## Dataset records
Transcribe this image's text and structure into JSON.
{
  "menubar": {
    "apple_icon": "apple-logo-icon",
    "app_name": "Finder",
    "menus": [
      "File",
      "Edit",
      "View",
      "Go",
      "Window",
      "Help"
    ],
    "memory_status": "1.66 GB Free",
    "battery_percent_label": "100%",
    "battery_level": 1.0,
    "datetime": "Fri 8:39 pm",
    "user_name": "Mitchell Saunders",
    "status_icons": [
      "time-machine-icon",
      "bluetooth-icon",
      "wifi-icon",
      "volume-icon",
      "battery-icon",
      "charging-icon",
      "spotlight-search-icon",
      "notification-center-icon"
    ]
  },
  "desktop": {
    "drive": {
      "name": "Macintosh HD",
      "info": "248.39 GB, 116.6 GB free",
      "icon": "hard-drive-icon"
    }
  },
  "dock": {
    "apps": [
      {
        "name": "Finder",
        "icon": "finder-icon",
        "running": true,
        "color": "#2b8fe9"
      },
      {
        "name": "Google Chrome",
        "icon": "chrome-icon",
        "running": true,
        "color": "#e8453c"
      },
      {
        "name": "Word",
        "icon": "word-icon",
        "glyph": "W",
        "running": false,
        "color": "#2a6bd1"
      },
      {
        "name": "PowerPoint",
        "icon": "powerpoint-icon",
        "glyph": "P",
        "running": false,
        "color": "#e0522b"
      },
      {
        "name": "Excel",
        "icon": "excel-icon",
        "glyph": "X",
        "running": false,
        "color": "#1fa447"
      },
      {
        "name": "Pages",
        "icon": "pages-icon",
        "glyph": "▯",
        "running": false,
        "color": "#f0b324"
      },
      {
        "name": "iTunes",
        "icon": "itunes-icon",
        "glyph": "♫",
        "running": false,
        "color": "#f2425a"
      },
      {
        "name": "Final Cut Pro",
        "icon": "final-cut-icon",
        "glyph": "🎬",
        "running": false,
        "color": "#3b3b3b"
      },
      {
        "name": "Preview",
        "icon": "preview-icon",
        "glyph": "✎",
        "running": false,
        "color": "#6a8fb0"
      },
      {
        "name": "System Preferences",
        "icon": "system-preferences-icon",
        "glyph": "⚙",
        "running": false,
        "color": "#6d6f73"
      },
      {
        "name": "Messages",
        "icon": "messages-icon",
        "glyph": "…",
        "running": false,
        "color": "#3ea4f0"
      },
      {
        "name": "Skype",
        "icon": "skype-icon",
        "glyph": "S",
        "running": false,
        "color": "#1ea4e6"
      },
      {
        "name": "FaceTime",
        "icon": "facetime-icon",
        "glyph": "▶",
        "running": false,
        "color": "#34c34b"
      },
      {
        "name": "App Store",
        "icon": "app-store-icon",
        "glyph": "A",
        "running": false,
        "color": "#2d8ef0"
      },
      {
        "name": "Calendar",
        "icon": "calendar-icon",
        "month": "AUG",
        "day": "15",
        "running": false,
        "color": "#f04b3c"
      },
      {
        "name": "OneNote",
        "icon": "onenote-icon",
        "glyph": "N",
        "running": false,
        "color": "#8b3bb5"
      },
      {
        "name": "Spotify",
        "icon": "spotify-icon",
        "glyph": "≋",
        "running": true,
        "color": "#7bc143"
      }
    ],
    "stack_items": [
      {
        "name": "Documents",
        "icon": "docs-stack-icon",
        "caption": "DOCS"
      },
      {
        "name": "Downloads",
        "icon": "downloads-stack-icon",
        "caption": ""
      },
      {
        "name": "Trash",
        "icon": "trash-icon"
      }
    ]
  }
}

## WHAT IS EXPECTED
Go through the data and return every record exactly.

## THE OUTPUT
Transcribe this image's text and structure into JSON.
{
  "menubar": {
    "apple_icon": "apple-logo-icon",
    "app_name": "Finder",
    "menus": [
      "File",
      "Edit",
      "View",
      "Go",
      "Window",
      "Help"
    ],
    "memory_status": "1.66 GB Free",
    "battery_percent_label": "100%",
    "battery_level": 1.0,
    "datetime": "Fri 8:39 pm",
    "user_name": "Mitchell Saunders",
    "status_icons": [
      "time-machine-icon",
      "bluetooth-icon",
      "wifi-icon",
      "volume-icon",
      "battery-icon",
      "charging-icon",
      "spotlight-search-icon",
      "notification-center-icon"
    ]
  },
  "desktop": {
    "drive": {
      "name": "Macintosh HD",
      "info": "248.39 GB, 116.6 GB free",
      "icon": "hard-drive-icon"
    }
  },
  "dock": {
    "apps": [
      {
        "name": "Finder",
        "icon": "finder-icon",
        "running": true,
        "color": "#2b8fe9"
      },
      {
        "name": "Google Chrome",
        "icon": "chrome-icon",
        "running": true,
        "color": "#e8453c"
      },
      {
        "name": "Word",
        "icon": "word-icon",
        "glyph": "W",
        "running": false,
        "color": "#2a6bd1"
      },
      {
        "name": "PowerPoint",
        "icon": "powerpoint-icon",
        "glyph": "P",
        "running": false,
        "color": "#e0522b"
      },
      {
        "name": "Excel",
        "icon": "excel-icon",
        "glyph": "X",
        "running": false,
        "color": "#1fa447"
      },
      {
        "name": "Pages",
        "icon": "pages-icon",
        "glyph": "▯",
        "running": false,
        "color": "#f0b324"
      },
      {
        "name": "iTunes",
        "icon": "itunes-icon",
        "glyph": "♫",
        "running": false,
        "color": "#f2425a"
      },
      {
        "name": "Final Cut Pro",
        "icon": "final-cut-icon",
        "glyph": "🎬",
        "running": false,
        "color": "#3b3b3b"
      },
      {
        "name": "Preview",
        "icon": "preview-icon",
        "glyph": "✎",
        "running": false,
        "color": "#6a8fb0"
      },
      {
        "name": "System Preferences",
        "icon": "system-preferences-icon",
        "glyph": "⚙",
        "running": false,
        "color": "#6d6f73"
      },
      {
        "name": "Messages",
        "icon": "messages-icon",
        "glyph": "…",
        "running": false,
        "color": "#3ea4f0"
      },
      {
        "name": "Skype",
        "icon": "skype-icon",
        "glyph": "S",
        "running": false,
        "color": "#1ea4e6"
      },
      {
        "name": "FaceTime",
        "icon": "facetime-icon",
        "glyph": "▶",
        "running": false,
        "color": "#34c34b"
      },
      {
        "name": "App Store",
        "icon": "app-store-icon",
        "glyph": "A",
        "running": false,
        "color": "#2d8ef0"
      },
      {
        "name": "Calendar",
        "icon": "calendar-icon",
        "month": "AUG",
        "day": "15",
        "running": false,
        "color": "#f04b3c"
      },
      {
        "name": "OneNote",
        "icon": "onenote-icon",
        "glyph": "N",
        "running": false,
        "color": "#8b3bb5"
      },
      {
        "name": "Spotify",
        "icon": "spotify-icon",
        "glyph": "≋",
        "running": true,
        "color": "#7bc143"
      }
    ],
    "stack_items": [
      {
        "name": "Documents",
        "icon": "docs-stack-icon",
        "caption": "DOCS"
      },
      {
        "name": "Downloads",
        "icon": "downloads-stack-icon",
        "caption": ""
      },
      {
        "name": "Trash",
        "icon": "trash-icon"
      }
    ]
  }
}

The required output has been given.